= Written request =
Scan the lines below for "Performance"; report the number of lines that contain it, and only that.

= Source records =
——————————

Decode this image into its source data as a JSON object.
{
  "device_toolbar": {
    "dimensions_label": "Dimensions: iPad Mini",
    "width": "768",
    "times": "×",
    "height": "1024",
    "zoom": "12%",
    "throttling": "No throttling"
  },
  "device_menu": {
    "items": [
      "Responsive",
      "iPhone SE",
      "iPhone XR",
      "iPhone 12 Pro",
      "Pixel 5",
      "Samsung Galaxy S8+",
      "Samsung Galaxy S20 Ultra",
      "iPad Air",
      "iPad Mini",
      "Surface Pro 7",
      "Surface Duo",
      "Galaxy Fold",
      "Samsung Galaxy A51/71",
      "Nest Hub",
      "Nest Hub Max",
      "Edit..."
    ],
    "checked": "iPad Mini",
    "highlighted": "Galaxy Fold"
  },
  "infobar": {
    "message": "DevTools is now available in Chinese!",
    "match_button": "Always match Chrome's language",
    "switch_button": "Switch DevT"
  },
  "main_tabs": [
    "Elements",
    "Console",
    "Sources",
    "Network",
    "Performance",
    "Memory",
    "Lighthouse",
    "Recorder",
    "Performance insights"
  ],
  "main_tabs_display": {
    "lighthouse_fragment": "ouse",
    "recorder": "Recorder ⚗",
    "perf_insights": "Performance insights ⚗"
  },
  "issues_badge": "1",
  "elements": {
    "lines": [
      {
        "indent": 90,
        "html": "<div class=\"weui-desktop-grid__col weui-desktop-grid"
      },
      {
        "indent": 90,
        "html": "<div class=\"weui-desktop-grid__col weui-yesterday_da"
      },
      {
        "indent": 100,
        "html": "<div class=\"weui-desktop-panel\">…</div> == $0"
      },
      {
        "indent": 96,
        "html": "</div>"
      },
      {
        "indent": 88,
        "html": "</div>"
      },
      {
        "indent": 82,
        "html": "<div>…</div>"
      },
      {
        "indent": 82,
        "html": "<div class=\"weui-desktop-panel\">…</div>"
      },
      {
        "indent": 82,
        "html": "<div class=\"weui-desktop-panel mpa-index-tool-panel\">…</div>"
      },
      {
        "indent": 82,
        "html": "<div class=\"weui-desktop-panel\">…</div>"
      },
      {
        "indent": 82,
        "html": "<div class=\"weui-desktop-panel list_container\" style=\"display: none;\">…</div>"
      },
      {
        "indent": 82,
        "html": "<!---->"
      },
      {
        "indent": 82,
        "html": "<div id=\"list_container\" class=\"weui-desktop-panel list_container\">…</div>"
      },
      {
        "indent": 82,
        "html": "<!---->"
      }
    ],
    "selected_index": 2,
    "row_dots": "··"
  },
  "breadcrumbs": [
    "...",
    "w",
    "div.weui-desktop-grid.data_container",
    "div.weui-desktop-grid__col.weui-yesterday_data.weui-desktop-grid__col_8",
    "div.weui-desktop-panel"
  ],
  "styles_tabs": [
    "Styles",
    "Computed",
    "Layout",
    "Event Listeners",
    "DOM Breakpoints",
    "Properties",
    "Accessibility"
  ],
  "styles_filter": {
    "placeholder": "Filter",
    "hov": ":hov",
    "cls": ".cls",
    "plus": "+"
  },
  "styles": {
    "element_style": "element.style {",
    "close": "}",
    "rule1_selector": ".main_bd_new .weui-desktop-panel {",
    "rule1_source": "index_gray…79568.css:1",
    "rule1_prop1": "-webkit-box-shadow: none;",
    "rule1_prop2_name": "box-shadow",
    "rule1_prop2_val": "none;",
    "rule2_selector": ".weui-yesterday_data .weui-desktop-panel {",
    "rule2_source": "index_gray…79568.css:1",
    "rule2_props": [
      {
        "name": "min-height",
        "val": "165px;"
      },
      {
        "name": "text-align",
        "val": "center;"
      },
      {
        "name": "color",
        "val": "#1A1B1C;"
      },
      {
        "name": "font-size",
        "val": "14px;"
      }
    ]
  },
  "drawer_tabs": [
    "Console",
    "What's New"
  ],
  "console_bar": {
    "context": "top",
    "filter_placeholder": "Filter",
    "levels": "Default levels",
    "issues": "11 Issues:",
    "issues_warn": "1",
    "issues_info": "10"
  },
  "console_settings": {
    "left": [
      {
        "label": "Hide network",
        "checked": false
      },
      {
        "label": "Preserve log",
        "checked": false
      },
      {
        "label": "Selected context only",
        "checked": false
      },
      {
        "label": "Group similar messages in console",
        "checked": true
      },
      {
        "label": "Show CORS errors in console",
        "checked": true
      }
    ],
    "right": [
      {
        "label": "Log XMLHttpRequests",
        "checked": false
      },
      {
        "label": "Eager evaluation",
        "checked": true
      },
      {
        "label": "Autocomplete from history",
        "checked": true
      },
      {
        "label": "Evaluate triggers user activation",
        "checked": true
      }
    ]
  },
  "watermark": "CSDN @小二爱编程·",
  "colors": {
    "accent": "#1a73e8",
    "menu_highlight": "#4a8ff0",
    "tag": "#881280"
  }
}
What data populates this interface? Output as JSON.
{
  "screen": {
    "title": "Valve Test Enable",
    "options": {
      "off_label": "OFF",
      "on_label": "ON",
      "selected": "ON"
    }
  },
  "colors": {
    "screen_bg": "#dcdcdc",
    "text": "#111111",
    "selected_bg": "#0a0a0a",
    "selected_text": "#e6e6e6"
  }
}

——————————

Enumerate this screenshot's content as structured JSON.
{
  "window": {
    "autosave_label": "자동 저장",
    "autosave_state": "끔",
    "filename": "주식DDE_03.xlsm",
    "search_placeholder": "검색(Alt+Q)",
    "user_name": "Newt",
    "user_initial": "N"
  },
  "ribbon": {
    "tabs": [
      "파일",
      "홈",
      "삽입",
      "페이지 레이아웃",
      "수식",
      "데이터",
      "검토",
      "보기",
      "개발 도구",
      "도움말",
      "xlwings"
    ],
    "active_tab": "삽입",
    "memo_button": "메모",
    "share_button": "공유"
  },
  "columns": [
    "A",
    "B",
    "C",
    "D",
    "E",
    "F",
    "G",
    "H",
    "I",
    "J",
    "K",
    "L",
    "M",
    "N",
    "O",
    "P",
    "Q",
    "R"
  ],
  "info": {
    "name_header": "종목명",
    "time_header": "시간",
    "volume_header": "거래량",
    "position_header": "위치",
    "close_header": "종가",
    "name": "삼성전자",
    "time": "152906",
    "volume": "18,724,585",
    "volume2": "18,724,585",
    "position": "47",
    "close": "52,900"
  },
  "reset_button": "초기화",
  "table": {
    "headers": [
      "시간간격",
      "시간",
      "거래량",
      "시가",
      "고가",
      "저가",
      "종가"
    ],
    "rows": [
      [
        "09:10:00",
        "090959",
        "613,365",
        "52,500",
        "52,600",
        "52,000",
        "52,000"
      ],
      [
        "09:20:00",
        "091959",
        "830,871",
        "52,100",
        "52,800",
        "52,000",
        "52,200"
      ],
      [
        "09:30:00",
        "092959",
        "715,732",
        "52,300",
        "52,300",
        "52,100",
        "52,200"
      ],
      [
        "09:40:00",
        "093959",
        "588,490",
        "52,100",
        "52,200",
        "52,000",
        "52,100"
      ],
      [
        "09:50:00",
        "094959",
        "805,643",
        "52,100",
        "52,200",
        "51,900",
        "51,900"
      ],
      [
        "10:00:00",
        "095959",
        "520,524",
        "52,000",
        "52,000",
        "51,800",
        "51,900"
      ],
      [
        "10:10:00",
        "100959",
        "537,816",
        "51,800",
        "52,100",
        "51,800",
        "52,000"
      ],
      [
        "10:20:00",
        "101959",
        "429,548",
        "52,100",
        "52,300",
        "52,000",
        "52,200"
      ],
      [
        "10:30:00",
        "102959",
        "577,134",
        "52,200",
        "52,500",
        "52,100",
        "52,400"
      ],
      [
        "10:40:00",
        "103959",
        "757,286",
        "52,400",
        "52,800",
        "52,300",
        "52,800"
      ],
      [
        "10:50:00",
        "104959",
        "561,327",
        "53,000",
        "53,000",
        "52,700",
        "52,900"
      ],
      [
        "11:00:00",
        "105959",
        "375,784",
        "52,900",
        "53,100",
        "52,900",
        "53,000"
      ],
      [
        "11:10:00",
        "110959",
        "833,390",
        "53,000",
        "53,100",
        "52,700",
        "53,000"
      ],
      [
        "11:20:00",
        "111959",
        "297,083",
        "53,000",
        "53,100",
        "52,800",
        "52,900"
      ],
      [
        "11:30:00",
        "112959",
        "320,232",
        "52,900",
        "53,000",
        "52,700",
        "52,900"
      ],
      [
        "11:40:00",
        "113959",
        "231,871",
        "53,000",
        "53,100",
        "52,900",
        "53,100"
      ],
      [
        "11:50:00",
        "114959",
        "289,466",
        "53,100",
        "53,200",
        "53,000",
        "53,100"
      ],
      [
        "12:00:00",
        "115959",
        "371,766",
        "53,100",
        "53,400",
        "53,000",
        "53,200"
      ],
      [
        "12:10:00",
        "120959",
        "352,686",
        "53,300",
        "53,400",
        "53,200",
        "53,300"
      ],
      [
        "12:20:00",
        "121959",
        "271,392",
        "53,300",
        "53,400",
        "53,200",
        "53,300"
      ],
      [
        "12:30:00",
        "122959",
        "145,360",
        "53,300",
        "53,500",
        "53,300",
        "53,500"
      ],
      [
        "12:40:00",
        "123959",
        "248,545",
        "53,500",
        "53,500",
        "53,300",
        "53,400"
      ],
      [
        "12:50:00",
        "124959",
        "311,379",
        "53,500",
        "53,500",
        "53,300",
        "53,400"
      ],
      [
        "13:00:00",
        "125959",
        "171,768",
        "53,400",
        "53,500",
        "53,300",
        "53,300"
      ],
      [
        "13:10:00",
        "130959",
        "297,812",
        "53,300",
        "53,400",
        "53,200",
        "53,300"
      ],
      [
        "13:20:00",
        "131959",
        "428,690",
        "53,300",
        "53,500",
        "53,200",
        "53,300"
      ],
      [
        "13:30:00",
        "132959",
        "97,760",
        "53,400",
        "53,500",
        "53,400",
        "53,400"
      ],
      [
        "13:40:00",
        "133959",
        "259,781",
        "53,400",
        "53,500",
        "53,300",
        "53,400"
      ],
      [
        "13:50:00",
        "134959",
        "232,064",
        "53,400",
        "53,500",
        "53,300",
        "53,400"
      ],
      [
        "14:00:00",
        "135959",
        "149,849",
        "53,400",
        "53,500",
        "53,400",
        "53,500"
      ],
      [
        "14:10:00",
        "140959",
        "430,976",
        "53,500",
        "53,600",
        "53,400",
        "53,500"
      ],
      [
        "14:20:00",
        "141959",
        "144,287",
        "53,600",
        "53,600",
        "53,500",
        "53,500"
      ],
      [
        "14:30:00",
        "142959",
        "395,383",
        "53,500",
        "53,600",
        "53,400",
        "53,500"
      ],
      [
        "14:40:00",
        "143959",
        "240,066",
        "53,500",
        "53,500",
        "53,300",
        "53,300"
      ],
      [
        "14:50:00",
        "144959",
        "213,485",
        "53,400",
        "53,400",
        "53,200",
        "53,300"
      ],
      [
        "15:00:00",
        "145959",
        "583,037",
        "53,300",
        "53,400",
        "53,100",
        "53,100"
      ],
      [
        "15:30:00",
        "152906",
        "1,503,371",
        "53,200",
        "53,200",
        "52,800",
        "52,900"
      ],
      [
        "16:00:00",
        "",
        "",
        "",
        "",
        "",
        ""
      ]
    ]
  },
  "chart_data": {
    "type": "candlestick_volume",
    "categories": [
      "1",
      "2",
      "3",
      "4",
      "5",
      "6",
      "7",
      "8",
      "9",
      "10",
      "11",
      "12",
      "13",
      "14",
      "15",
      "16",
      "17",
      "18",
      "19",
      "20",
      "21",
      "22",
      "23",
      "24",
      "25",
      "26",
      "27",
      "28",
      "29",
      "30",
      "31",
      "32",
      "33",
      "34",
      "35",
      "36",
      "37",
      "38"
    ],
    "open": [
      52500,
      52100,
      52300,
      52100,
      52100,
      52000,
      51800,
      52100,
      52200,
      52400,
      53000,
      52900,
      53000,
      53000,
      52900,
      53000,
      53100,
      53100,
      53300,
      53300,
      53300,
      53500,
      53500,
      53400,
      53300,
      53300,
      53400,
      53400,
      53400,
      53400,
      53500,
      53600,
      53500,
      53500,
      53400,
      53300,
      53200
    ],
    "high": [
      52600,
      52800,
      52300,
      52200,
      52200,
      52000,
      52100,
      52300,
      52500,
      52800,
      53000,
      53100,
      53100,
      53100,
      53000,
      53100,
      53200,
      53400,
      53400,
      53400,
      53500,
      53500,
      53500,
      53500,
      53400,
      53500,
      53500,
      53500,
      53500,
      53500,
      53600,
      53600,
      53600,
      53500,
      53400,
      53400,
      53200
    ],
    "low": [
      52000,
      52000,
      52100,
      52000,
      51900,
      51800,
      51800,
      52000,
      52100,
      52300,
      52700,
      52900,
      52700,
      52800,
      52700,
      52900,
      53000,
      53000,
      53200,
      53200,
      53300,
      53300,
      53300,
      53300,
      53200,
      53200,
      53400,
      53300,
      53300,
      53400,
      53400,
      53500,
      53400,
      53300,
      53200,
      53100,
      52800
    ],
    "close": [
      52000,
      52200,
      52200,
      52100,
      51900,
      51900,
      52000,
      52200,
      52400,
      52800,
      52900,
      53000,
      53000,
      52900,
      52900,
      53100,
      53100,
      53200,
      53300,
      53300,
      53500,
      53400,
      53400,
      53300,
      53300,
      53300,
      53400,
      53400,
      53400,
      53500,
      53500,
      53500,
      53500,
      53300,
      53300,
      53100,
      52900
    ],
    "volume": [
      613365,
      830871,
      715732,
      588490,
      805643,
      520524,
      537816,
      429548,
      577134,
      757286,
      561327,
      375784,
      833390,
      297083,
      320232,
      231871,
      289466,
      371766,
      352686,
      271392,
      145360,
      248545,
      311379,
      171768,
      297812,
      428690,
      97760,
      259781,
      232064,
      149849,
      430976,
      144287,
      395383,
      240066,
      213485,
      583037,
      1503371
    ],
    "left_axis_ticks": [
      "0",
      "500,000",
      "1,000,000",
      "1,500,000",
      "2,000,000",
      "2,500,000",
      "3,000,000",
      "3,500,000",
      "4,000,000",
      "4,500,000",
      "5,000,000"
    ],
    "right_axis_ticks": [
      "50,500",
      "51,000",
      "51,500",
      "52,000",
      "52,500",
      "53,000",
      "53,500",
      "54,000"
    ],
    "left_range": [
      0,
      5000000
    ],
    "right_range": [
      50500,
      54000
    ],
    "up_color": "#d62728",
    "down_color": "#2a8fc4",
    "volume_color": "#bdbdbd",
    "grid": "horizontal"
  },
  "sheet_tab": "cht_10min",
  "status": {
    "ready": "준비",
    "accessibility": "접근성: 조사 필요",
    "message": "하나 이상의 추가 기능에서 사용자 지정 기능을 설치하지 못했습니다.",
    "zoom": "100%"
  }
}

——————————

= The result =
3